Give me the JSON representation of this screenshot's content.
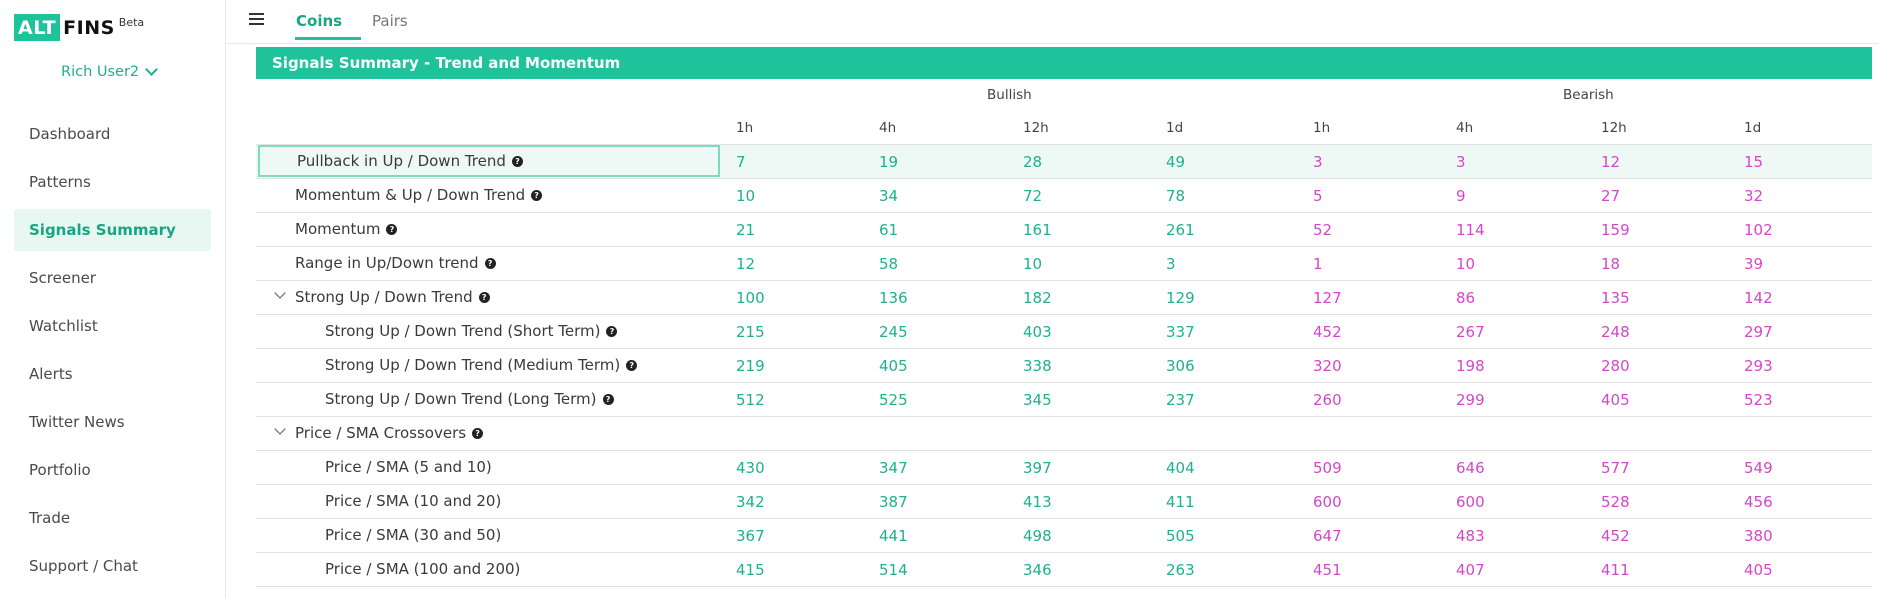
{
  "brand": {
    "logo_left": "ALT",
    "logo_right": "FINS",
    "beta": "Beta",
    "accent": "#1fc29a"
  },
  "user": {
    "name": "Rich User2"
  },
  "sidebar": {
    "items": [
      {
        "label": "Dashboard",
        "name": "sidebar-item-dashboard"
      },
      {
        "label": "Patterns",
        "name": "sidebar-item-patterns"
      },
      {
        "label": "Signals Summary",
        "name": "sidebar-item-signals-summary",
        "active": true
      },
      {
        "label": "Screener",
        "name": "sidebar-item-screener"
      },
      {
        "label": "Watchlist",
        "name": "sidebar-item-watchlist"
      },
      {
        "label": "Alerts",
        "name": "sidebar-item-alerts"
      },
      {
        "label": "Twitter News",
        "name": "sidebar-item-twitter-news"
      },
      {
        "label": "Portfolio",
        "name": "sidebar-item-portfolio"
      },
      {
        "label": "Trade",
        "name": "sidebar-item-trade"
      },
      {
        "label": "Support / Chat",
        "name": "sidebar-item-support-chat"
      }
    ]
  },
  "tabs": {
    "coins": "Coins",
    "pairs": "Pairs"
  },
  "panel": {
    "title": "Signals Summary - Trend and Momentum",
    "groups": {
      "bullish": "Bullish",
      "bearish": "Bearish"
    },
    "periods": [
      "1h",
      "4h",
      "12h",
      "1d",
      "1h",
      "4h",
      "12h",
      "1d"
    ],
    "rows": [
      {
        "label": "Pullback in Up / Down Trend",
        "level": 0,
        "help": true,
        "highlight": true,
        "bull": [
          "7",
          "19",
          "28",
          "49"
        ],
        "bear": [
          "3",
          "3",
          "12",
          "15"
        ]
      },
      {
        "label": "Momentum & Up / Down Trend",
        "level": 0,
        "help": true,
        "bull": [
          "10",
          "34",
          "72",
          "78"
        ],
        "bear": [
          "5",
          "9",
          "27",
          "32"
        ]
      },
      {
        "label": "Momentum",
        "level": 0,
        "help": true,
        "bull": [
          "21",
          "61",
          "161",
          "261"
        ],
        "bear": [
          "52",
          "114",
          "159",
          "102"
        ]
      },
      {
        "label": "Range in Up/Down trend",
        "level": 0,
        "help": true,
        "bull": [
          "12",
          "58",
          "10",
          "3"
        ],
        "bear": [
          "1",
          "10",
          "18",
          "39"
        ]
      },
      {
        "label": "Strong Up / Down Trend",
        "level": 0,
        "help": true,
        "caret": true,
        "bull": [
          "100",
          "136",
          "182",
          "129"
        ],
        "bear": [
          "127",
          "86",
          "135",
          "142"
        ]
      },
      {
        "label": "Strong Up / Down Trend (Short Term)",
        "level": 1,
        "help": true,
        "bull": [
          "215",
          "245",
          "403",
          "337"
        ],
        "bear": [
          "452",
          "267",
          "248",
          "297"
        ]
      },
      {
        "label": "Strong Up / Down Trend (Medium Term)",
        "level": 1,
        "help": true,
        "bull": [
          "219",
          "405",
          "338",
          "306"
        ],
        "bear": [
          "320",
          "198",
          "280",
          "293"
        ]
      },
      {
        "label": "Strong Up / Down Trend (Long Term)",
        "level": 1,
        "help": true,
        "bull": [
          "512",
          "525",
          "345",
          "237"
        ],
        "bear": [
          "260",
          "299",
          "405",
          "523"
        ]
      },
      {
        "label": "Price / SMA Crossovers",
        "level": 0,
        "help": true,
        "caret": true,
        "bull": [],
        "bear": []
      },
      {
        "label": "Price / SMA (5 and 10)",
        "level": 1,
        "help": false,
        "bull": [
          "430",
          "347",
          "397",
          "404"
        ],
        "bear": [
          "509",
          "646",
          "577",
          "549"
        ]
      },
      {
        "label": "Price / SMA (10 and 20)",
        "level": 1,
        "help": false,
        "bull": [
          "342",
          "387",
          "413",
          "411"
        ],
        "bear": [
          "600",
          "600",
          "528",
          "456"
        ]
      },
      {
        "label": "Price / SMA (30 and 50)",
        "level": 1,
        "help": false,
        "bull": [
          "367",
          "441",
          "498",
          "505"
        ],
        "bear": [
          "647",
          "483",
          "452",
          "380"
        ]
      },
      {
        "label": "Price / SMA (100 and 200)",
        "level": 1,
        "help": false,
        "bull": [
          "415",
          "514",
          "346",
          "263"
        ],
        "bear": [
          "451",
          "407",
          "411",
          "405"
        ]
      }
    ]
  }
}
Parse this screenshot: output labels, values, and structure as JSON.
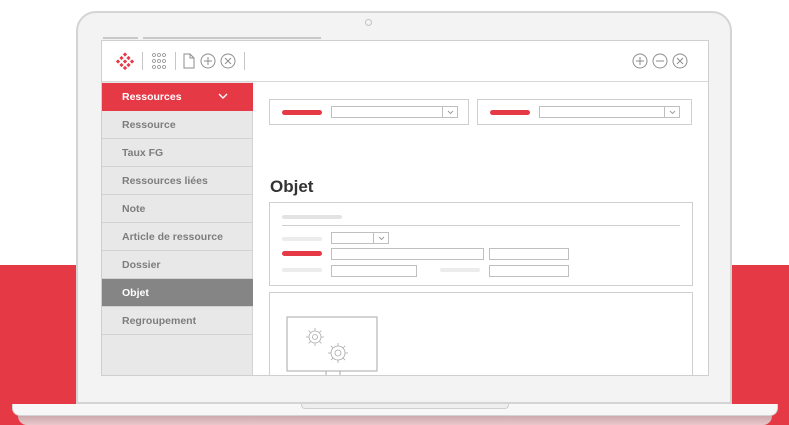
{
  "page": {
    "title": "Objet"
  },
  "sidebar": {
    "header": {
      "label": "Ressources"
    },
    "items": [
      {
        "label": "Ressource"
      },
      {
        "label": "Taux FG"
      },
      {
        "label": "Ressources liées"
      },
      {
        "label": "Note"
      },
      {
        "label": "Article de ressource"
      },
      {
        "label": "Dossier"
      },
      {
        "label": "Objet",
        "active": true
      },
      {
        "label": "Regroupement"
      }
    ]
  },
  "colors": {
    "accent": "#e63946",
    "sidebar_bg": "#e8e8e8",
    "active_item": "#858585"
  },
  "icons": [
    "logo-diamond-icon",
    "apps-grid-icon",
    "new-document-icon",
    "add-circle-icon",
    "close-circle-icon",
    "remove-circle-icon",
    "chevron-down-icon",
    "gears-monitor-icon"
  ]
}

***

WRITTEN TASK
Pick out all the lines with the word "Strong" in them and copy them.

SOLUTION TO THIS PROBLEM
        "label": "Strong Up / Down Trend",
        "label": "Strong Up / Down Trend (Short Term)",
        "label": "Strong Up / Down Trend (Medium Term)",
        "label": "Strong Up / Down Trend (Long Term)",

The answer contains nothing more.